WORK TO DO
Keep the pictures out of the copy and repeat the records exactly.

PROVIDED DATA
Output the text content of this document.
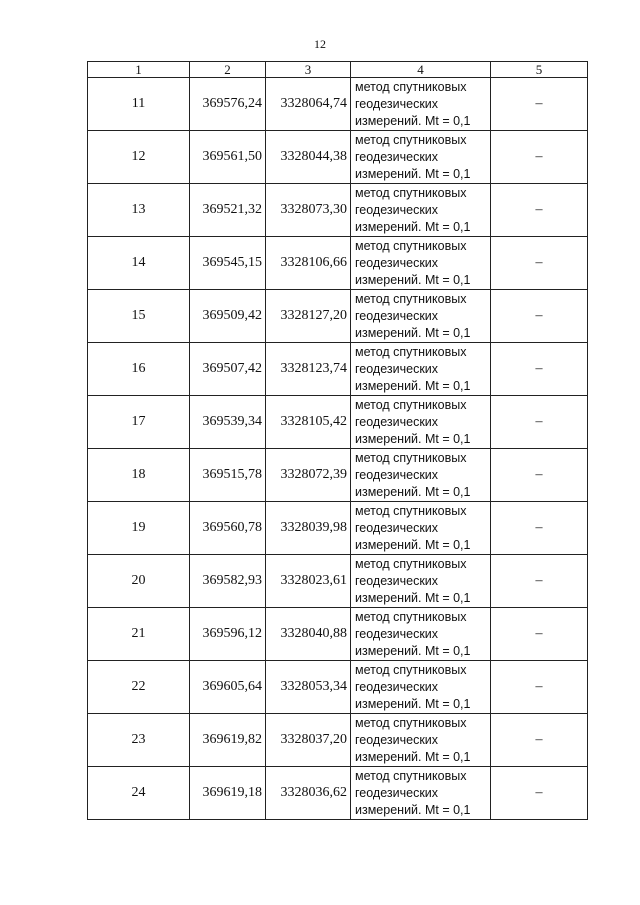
12
1	2	3	4	5
11	369576,24	3328064,74	метод спутниковых
геодезических
измерений. Mt = 0,1	–
12	369561,50	3328044,38	метод спутниковых
геодезических
измерений. Mt = 0,1	–
13	369521,32	3328073,30	метод спутниковых
геодезических
измерений. Mt = 0,1	–
14	369545,15	3328106,66	метод спутниковых
геодезических
измерений. Mt = 0,1	–
15	369509,42	3328127,20	метод спутниковых
геодезических
измерений. Mt = 0,1	–
16	369507,42	3328123,74	метод спутниковых
геодезических
измерений. Mt = 0,1	–
17	369539,34	3328105,42	метод спутниковых
геодезических
измерений. Mt = 0,1	–
18	369515,78	3328072,39	метод спутниковых
геодезических
измерений. Mt = 0,1	–
19	369560,78	3328039,98	метод спутниковых
геодезических
измерений. Mt = 0,1	–
20	369582,93	3328023,61	метод спутниковых
геодезических
измерений. Mt = 0,1	–
21	369596,12	3328040,88	метод спутниковых
геодезических
измерений. Mt = 0,1	–
22	369605,64	3328053,34	метод спутниковых
геодезических
измерений. Mt = 0,1	–
23	369619,82	3328037,20	метод спутниковых
геодезических
измерений. Mt = 0,1	–
24	369619,18	3328036,62	метод спутниковых
геодезических
измерений. Mt = 0,1	–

IN RESPONSE
Output the text content of this document.
12
1	2	3	4	5
11	369576,24	3328064,74	метод спутниковых
геодезических
измерений. Mt = 0,1	–
12	369561,50	3328044,38	метод спутниковых
геодезических
измерений. Mt = 0,1	–
13	369521,32	3328073,30	метод спутниковых
геодезических
измерений. Mt = 0,1	–
14	369545,15	3328106,66	метод спутниковых
геодезических
измерений. Mt = 0,1	–
15	369509,42	3328127,20	метод спутниковых
геодезических
измерений. Mt = 0,1	–
16	369507,42	3328123,74	метод спутниковых
геодезических
измерений. Mt = 0,1	–
17	369539,34	3328105,42	метод спутниковых
геодезических
измерений. Mt = 0,1	–
18	369515,78	3328072,39	метод спутниковых
геодезических
измерений. Mt = 0,1	–
19	369560,78	3328039,98	метод спутниковых
геодезических
измерений. Mt = 0,1	–
20	369582,93	3328023,61	метод спутниковых
геодезических
измерений. Mt = 0,1	–
21	369596,12	3328040,88	метод спутниковых
геодезических
измерений. Mt = 0,1	–
22	369605,64	3328053,34	метод спутниковых
геодезических
измерений. Mt = 0,1	–
23	369619,82	3328037,20	метод спутниковых
геодезических
измерений. Mt = 0,1	–
24	369619,18	3328036,62	метод спутниковых
геодезических
измерений. Mt = 0,1	–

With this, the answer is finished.